Rewrite each of the records below, putting "Figure dimensions" wherever "Patent image size" occurs and keeping everything else unchanged.

▼

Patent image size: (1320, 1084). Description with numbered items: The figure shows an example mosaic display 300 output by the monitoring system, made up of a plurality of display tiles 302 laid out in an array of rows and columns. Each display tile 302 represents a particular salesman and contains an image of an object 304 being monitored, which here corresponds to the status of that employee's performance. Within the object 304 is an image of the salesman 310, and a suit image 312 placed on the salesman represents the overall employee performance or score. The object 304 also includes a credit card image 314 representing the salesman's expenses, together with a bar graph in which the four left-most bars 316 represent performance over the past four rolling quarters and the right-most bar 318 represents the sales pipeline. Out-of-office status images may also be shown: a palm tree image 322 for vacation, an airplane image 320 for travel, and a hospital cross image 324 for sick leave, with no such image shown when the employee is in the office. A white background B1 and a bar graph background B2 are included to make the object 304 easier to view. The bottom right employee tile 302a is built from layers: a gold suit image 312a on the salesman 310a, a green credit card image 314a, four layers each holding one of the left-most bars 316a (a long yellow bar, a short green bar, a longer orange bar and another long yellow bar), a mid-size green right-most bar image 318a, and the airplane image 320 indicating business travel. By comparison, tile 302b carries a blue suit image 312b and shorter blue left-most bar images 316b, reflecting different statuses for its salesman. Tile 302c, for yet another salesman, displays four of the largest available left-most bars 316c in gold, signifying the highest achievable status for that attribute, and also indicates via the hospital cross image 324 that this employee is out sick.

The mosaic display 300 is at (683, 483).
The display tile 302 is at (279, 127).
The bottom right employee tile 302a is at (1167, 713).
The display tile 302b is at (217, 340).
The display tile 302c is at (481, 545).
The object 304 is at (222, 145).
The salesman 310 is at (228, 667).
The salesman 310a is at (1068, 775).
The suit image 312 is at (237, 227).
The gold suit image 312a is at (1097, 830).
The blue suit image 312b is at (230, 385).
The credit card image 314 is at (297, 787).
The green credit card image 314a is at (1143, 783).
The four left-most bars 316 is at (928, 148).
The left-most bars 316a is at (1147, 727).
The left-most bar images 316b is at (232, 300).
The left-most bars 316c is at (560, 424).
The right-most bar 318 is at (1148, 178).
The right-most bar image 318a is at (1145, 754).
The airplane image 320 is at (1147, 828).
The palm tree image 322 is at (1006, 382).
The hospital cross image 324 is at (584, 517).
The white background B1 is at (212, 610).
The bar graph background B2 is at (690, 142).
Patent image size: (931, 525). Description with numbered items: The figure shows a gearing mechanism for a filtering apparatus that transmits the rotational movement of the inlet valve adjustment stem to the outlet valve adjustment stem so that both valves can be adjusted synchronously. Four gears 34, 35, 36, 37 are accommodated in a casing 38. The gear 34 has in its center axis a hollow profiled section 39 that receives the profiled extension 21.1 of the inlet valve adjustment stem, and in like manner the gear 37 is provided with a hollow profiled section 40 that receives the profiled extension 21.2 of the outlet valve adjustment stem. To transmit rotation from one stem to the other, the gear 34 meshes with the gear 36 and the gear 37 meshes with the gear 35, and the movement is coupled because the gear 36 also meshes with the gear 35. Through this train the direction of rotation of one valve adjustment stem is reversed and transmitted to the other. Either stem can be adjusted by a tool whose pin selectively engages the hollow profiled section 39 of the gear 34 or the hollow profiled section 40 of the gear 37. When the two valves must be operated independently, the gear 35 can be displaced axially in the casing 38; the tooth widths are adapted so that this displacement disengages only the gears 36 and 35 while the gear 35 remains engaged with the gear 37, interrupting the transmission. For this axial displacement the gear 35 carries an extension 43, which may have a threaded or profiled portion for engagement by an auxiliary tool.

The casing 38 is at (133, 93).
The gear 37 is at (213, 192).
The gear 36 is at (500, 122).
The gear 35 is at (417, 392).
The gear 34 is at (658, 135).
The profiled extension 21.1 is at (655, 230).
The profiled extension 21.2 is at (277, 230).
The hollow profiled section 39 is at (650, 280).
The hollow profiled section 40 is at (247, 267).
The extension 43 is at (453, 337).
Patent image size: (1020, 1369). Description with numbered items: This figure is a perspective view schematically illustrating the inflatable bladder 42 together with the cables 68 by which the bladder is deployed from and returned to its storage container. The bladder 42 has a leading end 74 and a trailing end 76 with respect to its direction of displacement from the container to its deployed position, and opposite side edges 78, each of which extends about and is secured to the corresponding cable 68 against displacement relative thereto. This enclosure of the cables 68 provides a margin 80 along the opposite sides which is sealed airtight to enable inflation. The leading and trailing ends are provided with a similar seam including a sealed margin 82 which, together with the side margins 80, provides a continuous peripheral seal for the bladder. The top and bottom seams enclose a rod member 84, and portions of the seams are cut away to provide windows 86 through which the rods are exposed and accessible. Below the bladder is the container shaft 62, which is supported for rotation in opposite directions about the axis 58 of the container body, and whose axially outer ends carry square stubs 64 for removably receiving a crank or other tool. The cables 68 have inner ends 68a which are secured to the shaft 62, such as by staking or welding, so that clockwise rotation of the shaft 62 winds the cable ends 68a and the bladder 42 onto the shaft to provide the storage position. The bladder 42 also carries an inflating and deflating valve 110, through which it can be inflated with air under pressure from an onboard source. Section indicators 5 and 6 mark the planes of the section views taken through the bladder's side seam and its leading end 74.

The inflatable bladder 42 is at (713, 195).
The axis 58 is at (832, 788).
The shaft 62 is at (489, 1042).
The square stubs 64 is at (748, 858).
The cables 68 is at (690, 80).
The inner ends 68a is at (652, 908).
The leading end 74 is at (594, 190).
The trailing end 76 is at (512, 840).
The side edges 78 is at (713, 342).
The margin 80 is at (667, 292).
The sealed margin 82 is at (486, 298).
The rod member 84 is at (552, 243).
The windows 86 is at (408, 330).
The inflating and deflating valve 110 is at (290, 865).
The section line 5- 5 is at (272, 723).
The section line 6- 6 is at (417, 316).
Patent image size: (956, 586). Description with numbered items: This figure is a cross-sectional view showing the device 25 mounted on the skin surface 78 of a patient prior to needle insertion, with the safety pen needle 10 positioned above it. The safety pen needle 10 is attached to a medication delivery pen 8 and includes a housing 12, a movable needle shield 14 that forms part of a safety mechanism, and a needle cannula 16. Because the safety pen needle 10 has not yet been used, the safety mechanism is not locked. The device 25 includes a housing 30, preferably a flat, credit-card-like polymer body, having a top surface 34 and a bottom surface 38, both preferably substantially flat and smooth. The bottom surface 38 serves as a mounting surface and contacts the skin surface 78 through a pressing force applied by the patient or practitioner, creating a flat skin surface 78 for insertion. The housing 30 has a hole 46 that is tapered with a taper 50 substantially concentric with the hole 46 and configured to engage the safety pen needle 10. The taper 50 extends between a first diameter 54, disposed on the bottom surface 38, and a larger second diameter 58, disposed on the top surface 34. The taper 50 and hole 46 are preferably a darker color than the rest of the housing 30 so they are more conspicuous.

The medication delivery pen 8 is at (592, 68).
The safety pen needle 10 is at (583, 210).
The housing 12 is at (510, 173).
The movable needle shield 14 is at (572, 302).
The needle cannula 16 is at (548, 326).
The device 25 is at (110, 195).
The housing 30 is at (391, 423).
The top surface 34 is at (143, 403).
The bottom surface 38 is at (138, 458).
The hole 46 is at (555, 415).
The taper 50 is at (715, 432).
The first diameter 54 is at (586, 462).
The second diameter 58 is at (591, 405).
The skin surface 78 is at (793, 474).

▲

• Result of this exercise:
Figure dimensions: (1320, 1084). Description with numbered items: The figure shows an example mosaic display 300 output by the monitoring system, made up of a plurality of display tiles 302 laid out in an array of rows and columns. Each display tile 302 represents a particular salesman and contains an image of an object 304 being monitored, which here corresponds to the status of that employee's performance. Within the object 304 is an image of the salesman 310, and a suit image 312 placed on the salesman represents the overall employee performance or score. The object 304 also includes a credit card image 314 representing the salesman's expenses, together with a bar graph in which the four left-most bars 316 represent performance over the past four rolling quarters and the right-most bar 318 represents the sales pipeline. Out-of-office status images may also be shown: a palm tree image 322 for vacation, an airplane image 320 for travel, and a hospital cross image 324 for sick leave, with no such image shown when the employee is in the office. A white background B1 and a bar graph background B2 are included to make the object 304 easier to view. The bottom right employee tile 302a is built from layers: a gold suit image 312a on the salesman 310a, a green credit card image 314a, four layers each holding one of the left-most bars 316a (a long yellow bar, a short green bar, a longer orange bar and another long yellow bar), a mid-size green right-most bar image 318a, and the airplane image 320 indicating business travel. By comparison, tile 302b carries a blue suit image 312b and shorter blue left-most bar images 316b, reflecting different statuses for its salesman. Tile 302c, for yet another salesman, displays four of the largest available left-most bars 316c in gold, signifying the highest achievable status for that attribute, and also indicates via the hospital cross image 324 that this employee is out sick.

The mosaic display 300 is at (683, 483).
The display tile 302 is at (279, 127).
The bottom right employee tile 302a is at (1167, 713).
The display tile 302b is at (217, 340).
The display tile 302c is at (481, 545).
The object 304 is at (222, 145).
The salesman 310 is at (228, 667).
The salesman 310a is at (1068, 775).
The suit image 312 is at (237, 227).
The gold suit image 312a is at (1097, 830).
The blue suit image 312b is at (230, 385).
The credit card image 314 is at (297, 787).
The green credit card image 314a is at (1143, 783).
The four left-most bars 316 is at (928, 148).
The left-most bars 316a is at (1147, 727).
The left-most bar images 316b is at (232, 300).
The left-most bars 316c is at (560, 424).
The right-most bar 318 is at (1148, 178).
The right-most bar image 318a is at (1145, 754).
The airplane image 320 is at (1147, 828).
The palm tree image 322 is at (1006, 382).
The hospital cross image 324 is at (584, 517).
The white background B1 is at (212, 610).
The bar graph background B2 is at (690, 142).
Figure dimensions: (931, 525). Description with numbered items: The figure shows a gearing mechanism for a filtering apparatus that transmits the rotational movement of the inlet valve adjustment stem to the outlet valve adjustment stem so that both valves can be adjusted synchronously. Four gears 34, 35, 36, 37 are accommodated in a casing 38. The gear 34 has in its center axis a hollow profiled section 39 that receives the profiled extension 21.1 of the inlet valve adjustment stem, and in like manner the gear 37 is provided with a hollow profiled section 40 that receives the profiled extension 21.2 of the outlet valve adjustment stem. To transmit rotation from one stem to the other, the gear 34 meshes with the gear 36 and the gear 37 meshes with the gear 35, and the movement is coupled because the gear 36 also meshes with the gear 35. Through this train the direction of rotation of one valve adjustment stem is reversed and transmitted to the other. Either stem can be adjusted by a tool whose pin selectively engages the hollow profiled section 39 of the gear 34 or the hollow profiled section 40 of the gear 37. When the two valves must be operated independently, the gear 35 can be displaced axially in the casing 38; the tooth widths are adapted so that this displacement disengages only the gears 36 and 35 while the gear 35 remains engaged with the gear 37, interrupting the transmission. For this axial displacement the gear 35 carries an extension 43, which may have a threaded or profiled portion for engagement by an auxiliary tool.

The casing 38 is at (133, 93).
The gear 37 is at (213, 192).
The gear 36 is at (500, 122).
The gear 35 is at (417, 392).
The gear 34 is at (658, 135).
The profiled extension 21.1 is at (655, 230).
The profiled extension 21.2 is at (277, 230).
The hollow profiled section 39 is at (650, 280).
The hollow profiled section 40 is at (247, 267).
The extension 43 is at (453, 337).
Figure dimensions: (1020, 1369). Description with numbered items: This figure is a perspective view schematically illustrating the inflatable bladder 42 together with the cables 68 by which the bladder is deployed from and returned to its storage container. The bladder 42 has a leading end 74 and a trailing end 76 with respect to its direction of displacement from the container to its deployed position, and opposite side edges 78, each of which extends about and is secured to the corresponding cable 68 against displacement relative thereto. This enclosure of the cables 68 provides a margin 80 along the opposite sides which is sealed airtight to enable inflation. The leading and trailing ends are provided with a similar seam including a sealed margin 82 which, together with the side margins 80, provides a continuous peripheral seal for the bladder. The top and bottom seams enclose a rod member 84, and portions of the seams are cut away to provide windows 86 through which the rods are exposed and accessible. Below the bladder is the container shaft 62, which is supported for rotation in opposite directions about the axis 58 of the container body, and whose axially outer ends carry square stubs 64 for removably receiving a crank or other tool. The cables 68 have inner ends 68a which are secured to the shaft 62, such as by staking or welding, so that clockwise rotation of the shaft 62 winds the cable ends 68a and the bladder 42 onto the shaft to provide the storage position. The bladder 42 also carries an inflating and deflating valve 110, through which it can be inflated with air under pressure from an onboard source. Section indicators 5 and 6 mark the planes of the section views taken through the bladder's side seam and its leading end 74.

The inflatable bladder 42 is at (713, 195).
The axis 58 is at (832, 788).
The shaft 62 is at (489, 1042).
The square stubs 64 is at (748, 858).
The cables 68 is at (690, 80).
The inner ends 68a is at (652, 908).
The leading end 74 is at (594, 190).
The trailing end 76 is at (512, 840).
The side edges 78 is at (713, 342).
The margin 80 is at (667, 292).
The sealed margin 82 is at (486, 298).
The rod member 84 is at (552, 243).
The windows 86 is at (408, 330).
The inflating and deflating valve 110 is at (290, 865).
The section line 5- 5 is at (272, 723).
The section line 6- 6 is at (417, 316).
Figure dimensions: (956, 586). Description with numbered items: This figure is a cross-sectional view showing the device 25 mounted on the skin surface 78 of a patient prior to needle insertion, with the safety pen needle 10 positioned above it. The safety pen needle 10 is attached to a medication delivery pen 8 and includes a housing 12, a movable needle shield 14 that forms part of a safety mechanism, and a needle cannula 16. Because the safety pen needle 10 has not yet been used, the safety mechanism is not locked. The device 25 includes a housing 30, preferably a flat, credit-card-like polymer body, having a top surface 34 and a bottom surface 38, both preferably substantially flat and smooth. The bottom surface 38 serves as a mounting surface and contacts the skin surface 78 through a pressing force applied by the patient or practitioner, creating a flat skin surface 78 for insertion. The housing 30 has a hole 46 that is tapered with a taper 50 substantially concentric with the hole 46 and configured to engage the safety pen needle 10. The taper 50 extends between a first diameter 54, disposed on the bottom surface 38, and a larger second diameter 58, disposed on the top surface 34. The taper 50 and hole 46 are preferably a darker color than the rest of the housing 30 so they are more conspicuous.

The medication delivery pen 8 is at (592, 68).
The safety pen needle 10 is at (583, 210).
The housing 12 is at (510, 173).
The movable needle shield 14 is at (572, 302).
The needle cannula 16 is at (548, 326).
The device 25 is at (110, 195).
The housing 30 is at (391, 423).
The top surface 34 is at (143, 403).
The bottom surface 38 is at (138, 458).
The hole 46 is at (555, 415).
The taper 50 is at (715, 432).
The first diameter 54 is at (586, 462).
The second diameter 58 is at (591, 405).
The skin surface 78 is at (793, 474).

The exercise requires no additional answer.